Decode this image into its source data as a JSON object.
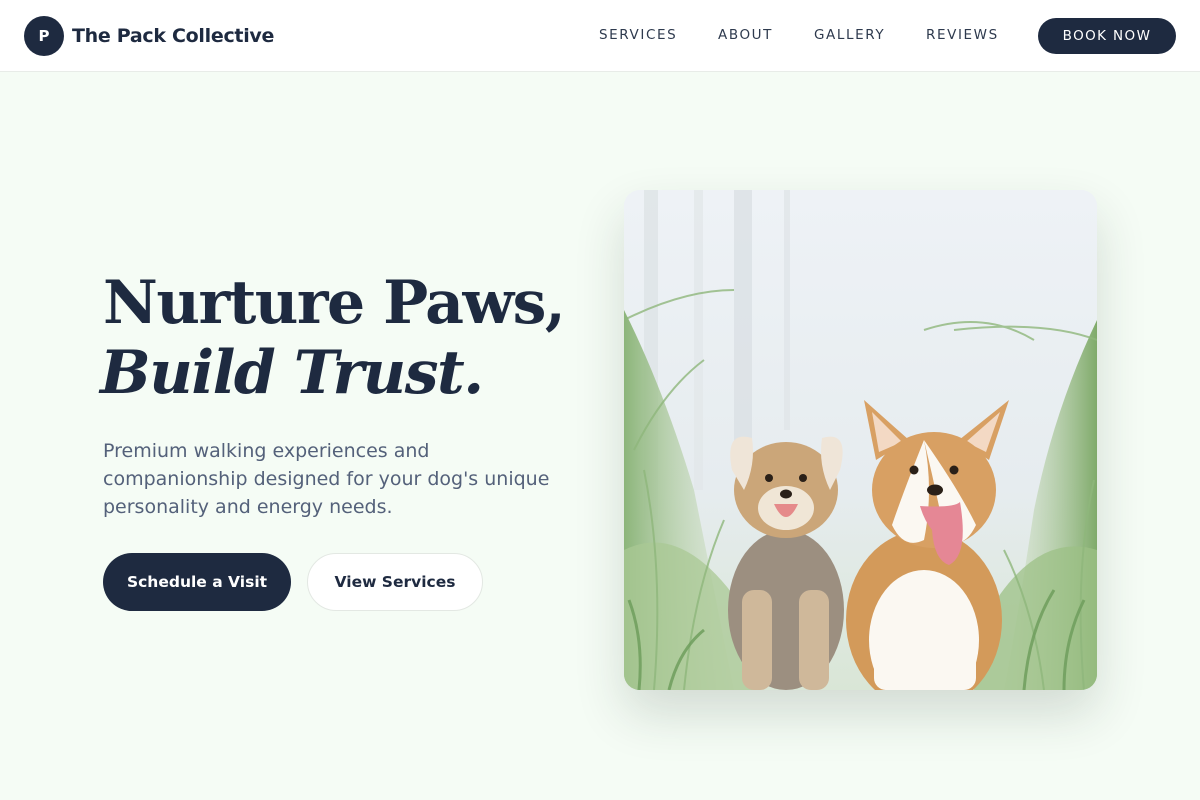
{
  "header": {
    "logo_letter": "P",
    "brand_name": "The Pack Collective",
    "nav": [
      {
        "label": "SERVICES"
      },
      {
        "label": "ABOUT"
      },
      {
        "label": "GALLERY"
      },
      {
        "label": "REVIEWS"
      }
    ],
    "cta_label": "BOOK NOW"
  },
  "hero": {
    "headline_line1": "Nurture Paws,",
    "headline_line2": "Build Trust.",
    "subtext": "Premium walking experiences and companionship designed for your dog's unique personality and energy needs.",
    "primary_button": "Schedule a Visit",
    "secondary_button": "View Services",
    "image_subject": "two happy dogs sitting in tall grass"
  },
  "colors": {
    "navy": "#1e2a40",
    "background": "#f5fcf5",
    "body_text": "#54617a",
    "white": "#ffffff"
  }
}
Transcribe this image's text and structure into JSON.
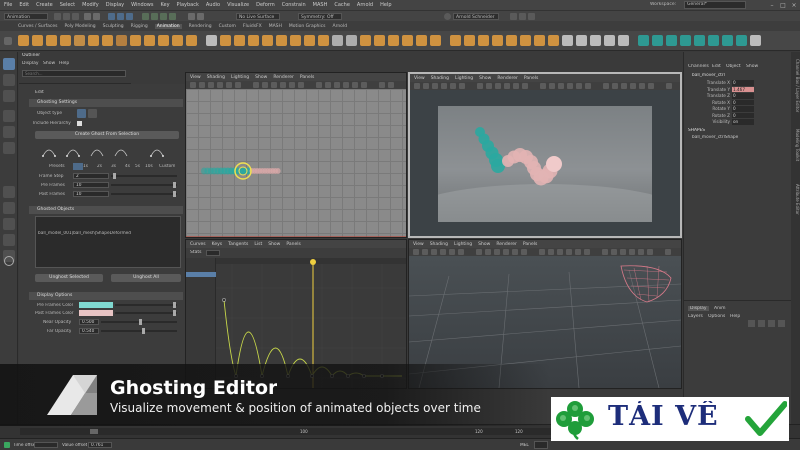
{
  "app": {
    "menus": [
      "File",
      "Edit",
      "Create",
      "Select",
      "Modify",
      "Display",
      "Windows",
      "Key",
      "Playback",
      "Audio",
      "Visualize",
      "Deform",
      "Constrain",
      "MASH",
      "Cache",
      "Arnold",
      "Help"
    ],
    "workspace_label": "Workspace:",
    "workspace_value": "General*",
    "module_menu": "Animation",
    "live_surface": "No Live Surface",
    "symmetry": "Symmetry: Off",
    "user_name": "Arnold Schneider",
    "colors": {
      "accent": "#f1a24a",
      "teal": "#2aa8a0",
      "bg": "#3a3a3a"
    }
  },
  "shelf": {
    "tabs": [
      "Curves / Surfaces",
      "Poly Modeling",
      "Sculpting",
      "Rigging",
      "Animation",
      "Rendering",
      "Custom",
      "FluidsFX",
      "MASH",
      "Motion Graphics",
      "Arnold"
    ],
    "active_tab": "Animation"
  },
  "outliner": {
    "title": "Outliner",
    "menu": [
      "Display",
      "Show",
      "Help"
    ],
    "search_placeholder": "Search..."
  },
  "ghosting_editor": {
    "menu": [
      "Edit"
    ],
    "settings_header": "Ghosting Settings",
    "object_type_label": "Object type",
    "include_hierarchy_label": "Include Hierarchy",
    "create_button": "Create Ghost From Selection",
    "presets_label": "Presets",
    "preset_options": [
      "1s",
      "2s",
      "3s",
      "4s",
      "5s",
      "10s",
      "Custom"
    ],
    "frame_step_label": "Frame Step",
    "frame_step_value": "2",
    "pre_frames_label": "Pre Frames",
    "pre_frames_value": "10",
    "post_frames_label": "Post Frames",
    "post_frames_value": "10",
    "ghosted_objects_header": "Ghosted Objects",
    "ghosted_object_item": "ball_model_001|ball_mesh|ShapeDeformed",
    "unghost_selected_button": "Unghost Selected",
    "unghost_all_button": "Unghost All",
    "display_options_header": "Display Options",
    "pre_frames_color_label": "Pre Frames Color",
    "post_frames_color_label": "Post Frames Color",
    "near_opacity_label": "Near Opacity",
    "near_opacity_value": "0.500",
    "far_opacity_label": "Far Opacity",
    "far_opacity_value": "0.540",
    "pre_color": "#7fd8d0",
    "post_color": "#e8c4c4"
  },
  "viewports": {
    "panel_menu": [
      "View",
      "Shading",
      "Lighting",
      "Show",
      "Renderer",
      "Panels"
    ],
    "graph_menu": [
      "Curves",
      "Keys",
      "Tangents",
      "List",
      "Show",
      "Panels"
    ],
    "graph_stats_label": "Stats"
  },
  "channel_box": {
    "tabs": [
      "Channels",
      "Edit",
      "Object",
      "Show"
    ],
    "object_name": "ball_mover_ctrl",
    "attributes": [
      {
        "name": "Translate X",
        "value": "0"
      },
      {
        "name": "Translate Y",
        "value": "1.467"
      },
      {
        "name": "Translate Z",
        "value": "0"
      },
      {
        "name": "Rotate X",
        "value": "0"
      },
      {
        "name": "Rotate Y",
        "value": "0"
      },
      {
        "name": "Rotate Z",
        "value": "0"
      },
      {
        "name": "Visibility",
        "value": "on"
      }
    ],
    "shapes_label": "SHAPES",
    "shape_name": "ball_mover_ctrlShape",
    "layer_tabs": [
      "Display",
      "Anim"
    ],
    "layer_menu": [
      "Layers",
      "Options",
      "Help"
    ],
    "side_tabs": [
      "Channel Box / Layer Editor",
      "Modeling Toolkit",
      "Attribute Editor"
    ]
  },
  "timeline": {
    "time_offset_label": "Time offset",
    "value_offset_label": "Value offset",
    "value_offset_value": "0.761",
    "mel_label": "MEL",
    "frames": [
      "100",
      "120",
      "120",
      "200"
    ]
  },
  "overlay": {
    "title": "Ghosting Editor",
    "subtitle": "Visualize movement & position of animated objects over time"
  },
  "watermark": {
    "text": "TẢI VỀ"
  }
}
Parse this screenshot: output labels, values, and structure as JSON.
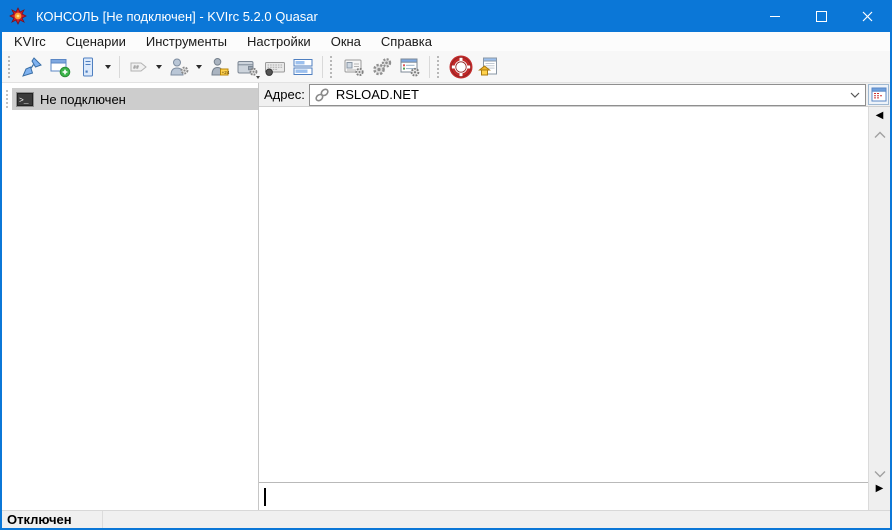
{
  "window": {
    "title": "КОНСОЛЬ [Не подключен] - KVIrc 5.2.0 Quasar",
    "app_icon": "kvirc-flower-icon"
  },
  "titlebar_controls": [
    "minimize",
    "maximize",
    "close"
  ],
  "menu_bar": {
    "items": [
      {
        "label": "KVIrc"
      },
      {
        "label": "Сценарии"
      },
      {
        "label": "Инструменты"
      },
      {
        "label": "Настройки"
      },
      {
        "label": "Окна"
      },
      {
        "label": "Справка"
      }
    ]
  },
  "toolbar": {
    "buttons": [
      {
        "name": "connect",
        "icon": "plug-connect-icon",
        "dropdown": false,
        "disabled": false
      },
      {
        "name": "new-console",
        "icon": "window-plus-icon",
        "dropdown": false,
        "disabled": false
      },
      {
        "name": "servers",
        "icon": "server-icon",
        "dropdown": true,
        "disabled": false
      },
      {
        "name": "join-channel",
        "icon": "channel-hash-icon",
        "dropdown": true,
        "disabled": true
      },
      {
        "name": "user-options",
        "icon": "user-wrench-icon",
        "dropdown": true,
        "disabled": false
      },
      {
        "name": "away",
        "icon": "user-away-badge-icon",
        "dropdown": false,
        "disabled": false
      },
      {
        "name": "identity-wallet",
        "icon": "wallet-gear-icon",
        "dropdown": true,
        "disabled": false
      },
      {
        "name": "keyboard",
        "icon": "keyboard-icon",
        "dropdown": false,
        "disabled": false
      },
      {
        "name": "input-style",
        "icon": "text-fields-icon",
        "dropdown": false,
        "disabled": false
      },
      {
        "name": "identity",
        "icon": "id-card-gear-icon",
        "dropdown": false,
        "disabled": false
      },
      {
        "name": "options",
        "icon": "gears-icon",
        "dropdown": false,
        "disabled": false
      },
      {
        "name": "theme-options",
        "icon": "window-gear-icon",
        "dropdown": false,
        "disabled": false
      },
      {
        "name": "help",
        "icon": "lifebuoy-icon",
        "dropdown": false,
        "disabled": false
      },
      {
        "name": "homepage",
        "icon": "home-document-icon",
        "dropdown": false,
        "disabled": false
      }
    ]
  },
  "address_bar": {
    "label": "Адрес:",
    "value": "RSLOAD.NET",
    "field_icon": "chain-link-icon",
    "toggle_icon": "window-list-icon"
  },
  "window_list": {
    "items": [
      {
        "label": "Не подключен",
        "icon": "console-terminal-icon",
        "selected": true
      }
    ]
  },
  "console": {
    "text": ""
  },
  "input_line": {
    "value": ""
  },
  "status_bar": {
    "text": "Отключен"
  },
  "colors": {
    "titlebar": "#0b77d7",
    "accent": "#0b77d7",
    "selected_item": "#cdcdcd",
    "toolbar_bg": "#f7f7f7",
    "address_row_bg": "#f0f0f0",
    "gutter_bg": "#efefef",
    "help_red": "#c22a2a",
    "new_green": "#3cb54a"
  }
}
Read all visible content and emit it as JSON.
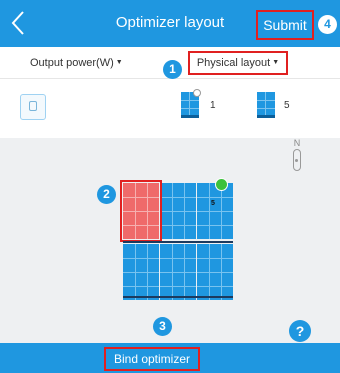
{
  "header": {
    "back_icon": "chevron-left-icon",
    "title": "Optimizer layout",
    "submit_label": "Submit",
    "badge_number": "4"
  },
  "options": {
    "output_label": "Output power(W)",
    "layout_label": "Physical layout",
    "badge_number": "1"
  },
  "toolbar": {
    "inverter_icon": "inverter-icon",
    "legend": [
      {
        "icon": "panel-with-optimizer-icon",
        "count": "1"
      },
      {
        "icon": "panel-icon",
        "count": "5"
      }
    ]
  },
  "canvas": {
    "compass_label": "N",
    "selected_badge_number": "2",
    "panel_label": "5",
    "bind_badge_number": "3",
    "help_label": "?"
  },
  "footer": {
    "bind_label": "Bind optimizer"
  },
  "colors": {
    "primary": "#1f97e0",
    "annotation_red": "#e02020",
    "selected_panel": "#ef6a6a",
    "status_green": "#3cc13c"
  }
}
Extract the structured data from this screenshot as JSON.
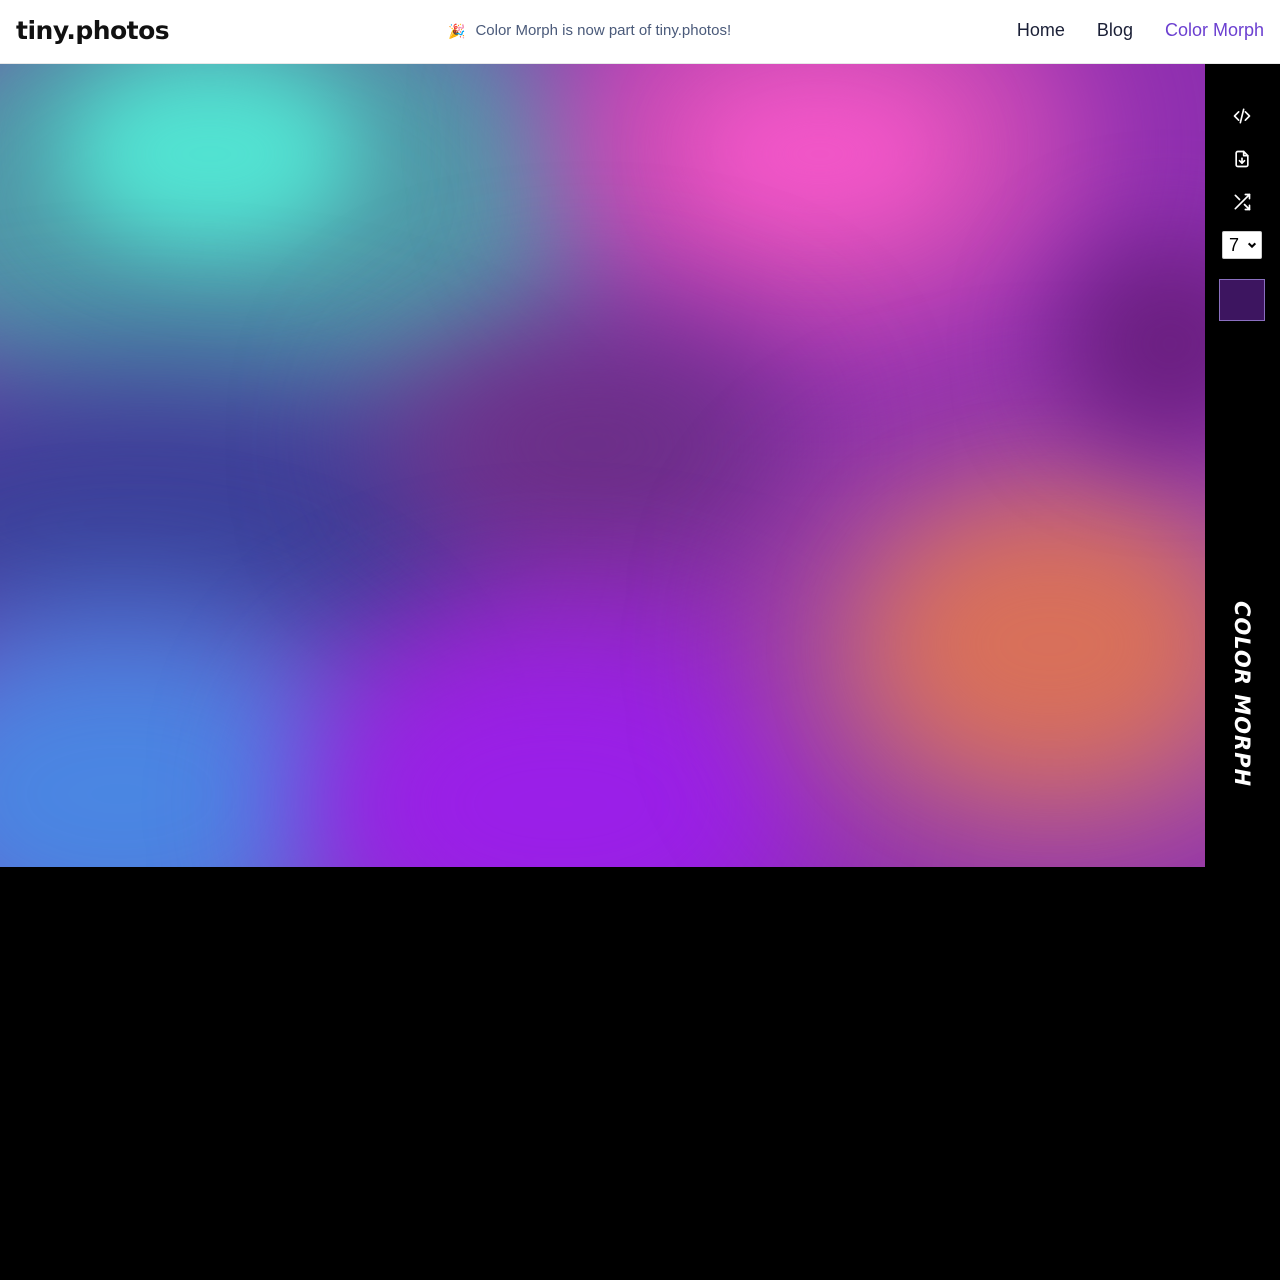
{
  "header": {
    "logo": "tiny.photos",
    "announcement": {
      "icon": "party-popper-icon",
      "emoji": "🎉",
      "text": "Color Morph is now part of tiny.photos!"
    },
    "nav": [
      {
        "label": "Home",
        "active": false
      },
      {
        "label": "Blog",
        "active": false
      },
      {
        "label": "Color Morph",
        "active": true
      }
    ],
    "accent_color": "#6b3fd0"
  },
  "canvas": {
    "colors": [
      "#52e3d2",
      "#f256c8",
      "#4a86e2",
      "#9a1fe8",
      "#d8705a",
      "#3b3f98",
      "#7a2a8a"
    ]
  },
  "toolbar": {
    "tools": [
      {
        "name": "embed-code-icon"
      },
      {
        "name": "download-file-icon"
      },
      {
        "name": "shuffle-icon"
      }
    ],
    "count_select": {
      "value": "7"
    },
    "swatch_color": "#3d1560",
    "brand_label": "COLOR MORPH"
  }
}
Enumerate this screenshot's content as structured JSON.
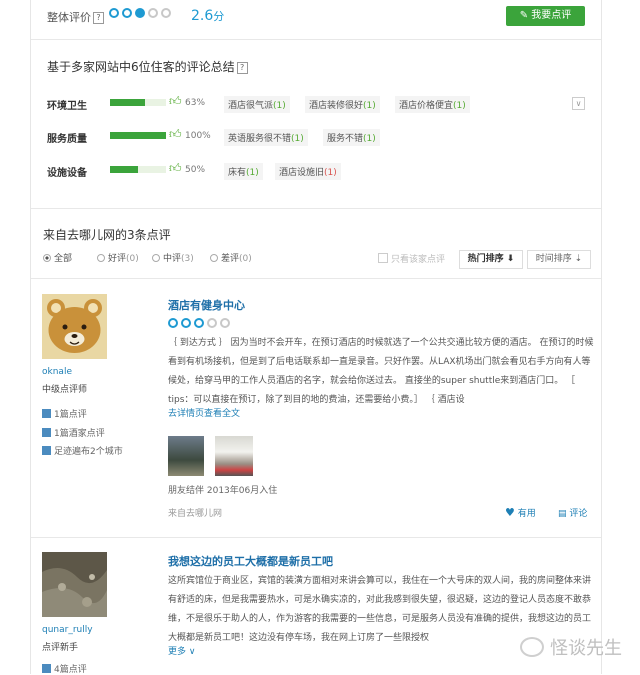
{
  "rating": {
    "label": "整体评价",
    "help": "?",
    "score": "2.6",
    "unit": "分",
    "stars_filled": 2.5,
    "stars_total": 5,
    "write_review_button": "我要点评"
  },
  "summary": {
    "title": "基于多家网站中6位住客的评论总结",
    "help": "?",
    "categories": [
      {
        "name": "环境卫生",
        "percent_text": "63%",
        "percent": 63,
        "tags": [
          {
            "text": "酒店很气派",
            "count": "(1)"
          },
          {
            "text": "酒店装修很好",
            "count": "(1)"
          },
          {
            "text": "酒店价格便宜",
            "count": "(1)"
          }
        ]
      },
      {
        "name": "服务质量",
        "percent_text": "100%",
        "percent": 100,
        "tags": [
          {
            "text": "英语服务很不错",
            "count": "(1)"
          },
          {
            "text": "服务不错",
            "count": "(1)"
          }
        ]
      },
      {
        "name": "设施设备",
        "percent_text": "50%",
        "percent": 50,
        "tags": [
          {
            "text": "床有",
            "count": "(1)"
          },
          {
            "text": "酒店设施旧",
            "count": "(1)"
          }
        ]
      }
    ]
  },
  "reviews_section": {
    "title": "来自去哪儿网的3条点评",
    "filters": [
      {
        "label": "全部",
        "count": ""
      },
      {
        "label": "好评",
        "count": "(0)"
      },
      {
        "label": "中评",
        "count": "(3)"
      },
      {
        "label": "差评",
        "count": "(0)"
      }
    ],
    "only_checkbox": "只看该家点评",
    "sort_hot": "热门排序",
    "sort_time": "时间排序"
  },
  "reviews": [
    {
      "username": "oknale",
      "level": "中级点评师",
      "stats": [
        "1篇点评",
        "1篇酒家点评",
        "足迹遍布2个城市"
      ],
      "title": "酒店有健身中心",
      "rating": 3,
      "text": "｛ 到达方式 ｝ 因为当时不会开车，在预订酒店的时候就选了一个公共交通比较方便的酒店。 在预订的时候看到有机场接机，但是到了后电话联系却一直是录音。只好作罢。从LAX机场出门就会看见右手方向有人等候处，给穿马甲的工作人员酒店的名字，就会给你送过去。 直接坐的super shuttle来到酒店门口。 ［ tips：可以直接在预订，除了到目的地的费油，还需要给小费。］ ｛ 酒店设",
      "read_more": "去详情页查看全文",
      "traveler": "朋友结伴 2013年06月入住",
      "source": "来自去哪儿网",
      "useful": "有用",
      "comment": "评论"
    },
    {
      "username": "qunar_rully",
      "level": "点评新手",
      "stats": [
        "4篇点评"
      ],
      "title": "我想这边的员工大概都是新员工吧",
      "text": "这所宾馆位于商业区，宾馆的装潢方面相对来讲会算可以，我住在一个大号床的双人间，我的房间整体来讲有舒适的床，但是我需要热水，可是水确实凉的，对此我感到很失望，很迟疑，这边的登记人员态度不敢恭维，不是很乐于助人的人，作为游客的我需要的一些信息，可是服务人员没有准确的提供，我想这边的员工大概都是新员工吧！这边没有停车场，我在网上订房了一些限授权",
      "more": "更多"
    }
  ],
  "watermark": "怪谈先生"
}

----

> [Problem description]
Only the number is wanted: count the lines of the records that hold the word "Visualize".

> [Complete output]
2